* AIM OF THE TASK *
What you return should match every record exactly, with the images removed.

============

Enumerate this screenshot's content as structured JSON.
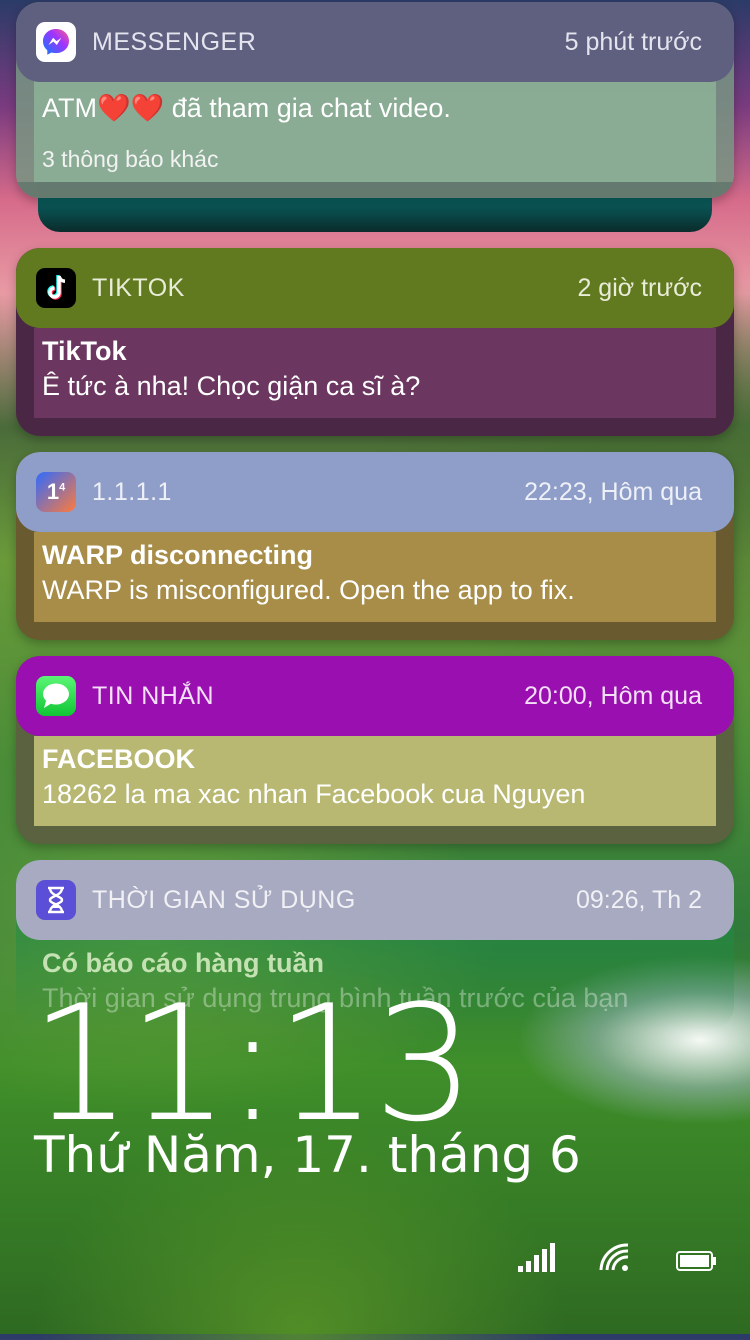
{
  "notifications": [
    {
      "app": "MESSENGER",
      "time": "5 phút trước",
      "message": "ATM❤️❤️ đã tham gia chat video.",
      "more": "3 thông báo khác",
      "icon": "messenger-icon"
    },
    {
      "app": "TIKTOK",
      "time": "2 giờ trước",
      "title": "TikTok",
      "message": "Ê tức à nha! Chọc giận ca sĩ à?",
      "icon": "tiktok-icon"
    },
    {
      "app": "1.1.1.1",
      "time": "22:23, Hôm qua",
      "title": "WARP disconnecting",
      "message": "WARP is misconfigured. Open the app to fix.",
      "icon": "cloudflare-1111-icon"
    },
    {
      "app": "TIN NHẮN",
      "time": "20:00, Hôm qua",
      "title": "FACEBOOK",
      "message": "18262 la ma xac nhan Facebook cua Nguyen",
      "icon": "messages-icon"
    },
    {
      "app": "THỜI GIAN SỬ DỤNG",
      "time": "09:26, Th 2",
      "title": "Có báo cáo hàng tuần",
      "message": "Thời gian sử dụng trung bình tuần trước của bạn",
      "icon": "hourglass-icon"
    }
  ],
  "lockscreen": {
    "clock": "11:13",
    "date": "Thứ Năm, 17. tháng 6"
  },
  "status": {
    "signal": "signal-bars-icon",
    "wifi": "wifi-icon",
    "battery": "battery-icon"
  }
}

============

* COMPLETED EXERCISE *
Enumerate this screenshot's content as structured JSON.
{
  "notifications": [
    {
      "app": "MESSENGER",
      "time": "5 phút trước",
      "message": "ATM❤️❤️ đã tham gia chat video.",
      "more": "3 thông báo khác",
      "icon": "messenger-icon"
    },
    {
      "app": "TIKTOK",
      "time": "2 giờ trước",
      "title": "TikTok",
      "message": "Ê tức à nha! Chọc giận ca sĩ à?",
      "icon": "tiktok-icon"
    },
    {
      "app": "1.1.1.1",
      "time": "22:23, Hôm qua",
      "title": "WARP disconnecting",
      "message": "WARP is misconfigured. Open the app to fix.",
      "icon": "cloudflare-1111-icon"
    },
    {
      "app": "TIN NHẮN",
      "time": "20:00, Hôm qua",
      "title": "FACEBOOK",
      "message": "18262 la ma xac nhan Facebook cua Nguyen",
      "icon": "messages-icon"
    },
    {
      "app": "THỜI GIAN SỬ DỤNG",
      "time": "09:26, Th 2",
      "title": "Có báo cáo hàng tuần",
      "message": "Thời gian sử dụng trung bình tuần trước của bạn",
      "icon": "hourglass-icon"
    }
  ],
  "lockscreen": {
    "clock": "11:13",
    "date": "Thứ Năm, 17. tháng 6"
  },
  "status": {
    "signal": "signal-bars-icon",
    "wifi": "wifi-icon",
    "battery": "battery-icon"
  }
}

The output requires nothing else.